* What is asked *
Do not carry the pictures over; copy every other part of the entries exactly.

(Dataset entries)
####################
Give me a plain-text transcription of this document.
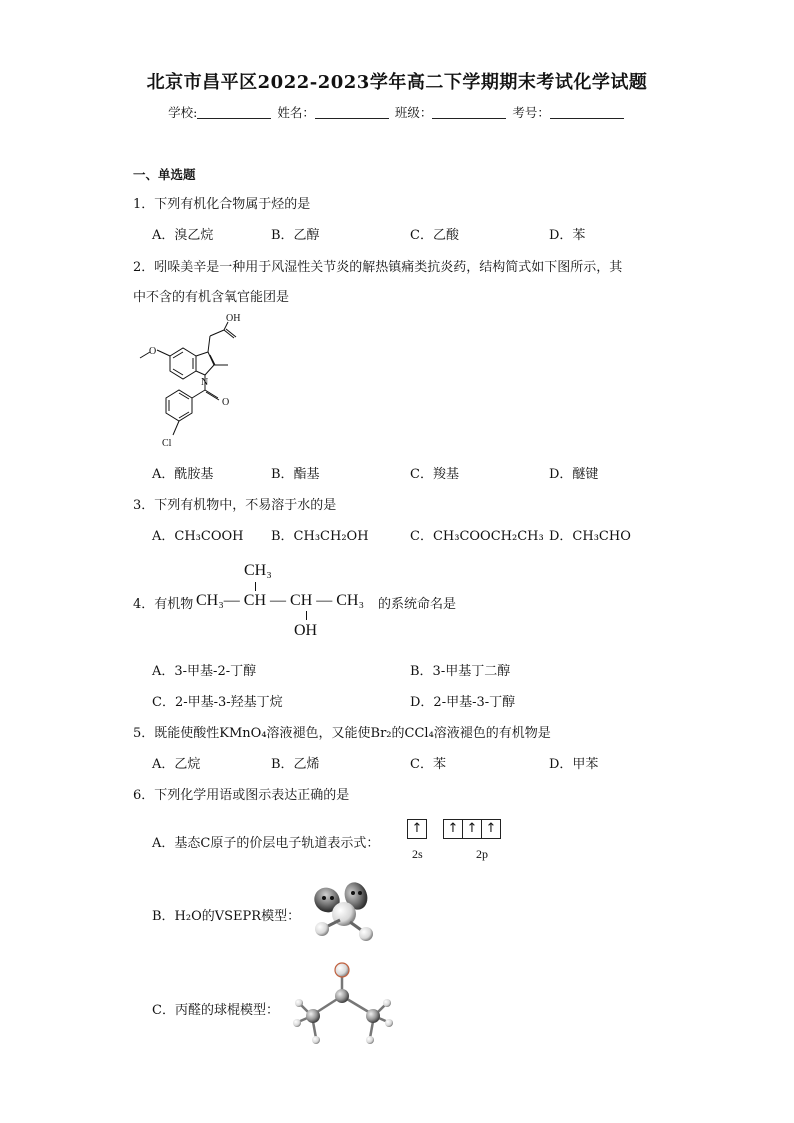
北京市昌平区2022-2023学年高二下学期期末考试化学试题
学校:	姓名：	班级：	考号：
一、单选题
1．下列有机化合物属于烃的是
A．溴乙烷	B．乙醇	C．乙酸	D．苯
2．吲哚美辛是一种用于风湿性关节炎的解热镇痛类抗炎药，结构简式如下图所示，其
中不含的有机含氧官能团是
OH
O
N
O
Cl
A．酰胺基	B．酯基	C．羧基	D．醚键
3．下列有机物中，不易溶于水的是
A．CH₃COOH B．CH₃CH₂OH	C．CH₃COOCH₂CH₃ D．CH₃CHO
4．有机物
CH₃
CH₃— CH — CH — CH₃
OH
的系统命名是
A．3-甲基-2-丁醇	B．3-甲基丁二醇
C．2-甲基-3-羟基丁烷	D．2-甲基-3-丁醇
5．既能使酸性KMnO₄溶液褪色，又能使Br₂的CCl₄溶液褪色的有机物是
A．乙烷	B．乙烯	C．苯	D．甲苯
6．下列化学用语或图示表达正确的是
A．基态C原子的价层电子轨道表示式：
↑ ↑ ↑ ↑
2s	2p
B．H₂O的VSEPR模型：
C．丙醛的球棍模型：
####################
* Answer to the task *
Give me a plain-text transcription of this document.
北京市昌平区2022-2023学年高二下学期期末考试化学试题
学校:	姓名：	班级：	考号：
一、单选题
1．下列有机化合物属于烃的是
A．溴乙烷	B．乙醇	C．乙酸	D．苯
2．吲哚美辛是一种用于风湿性关节炎的解热镇痛类抗炎药，结构简式如下图所示，其
中不含的有机含氧官能团是
OH
O
N
O
Cl
A．酰胺基	B．酯基	C．羧基	D．醚键
3．下列有机物中，不易溶于水的是
A．CH₃COOH B．CH₃CH₂OH	C．CH₃COOCH₂CH₃ D．CH₃CHO
4．有机物
CH₃
CH₃— CH — CH — CH₃
OH
的系统命名是
A．3-甲基-2-丁醇	B．3-甲基丁二醇
C．2-甲基-3-羟基丁烷	D．2-甲基-3-丁醇
5．既能使酸性KMnO₄溶液褪色，又能使Br₂的CCl₄溶液褪色的有机物是
A．乙烷	B．乙烯	C．苯	D．甲苯
6．下列化学用语或图示表达正确的是
A．基态C原子的价层电子轨道表示式：
↑ ↑ ↑ ↑
2s	2p
B．H₂O的VSEPR模型：
C．丙醛的球棍模型：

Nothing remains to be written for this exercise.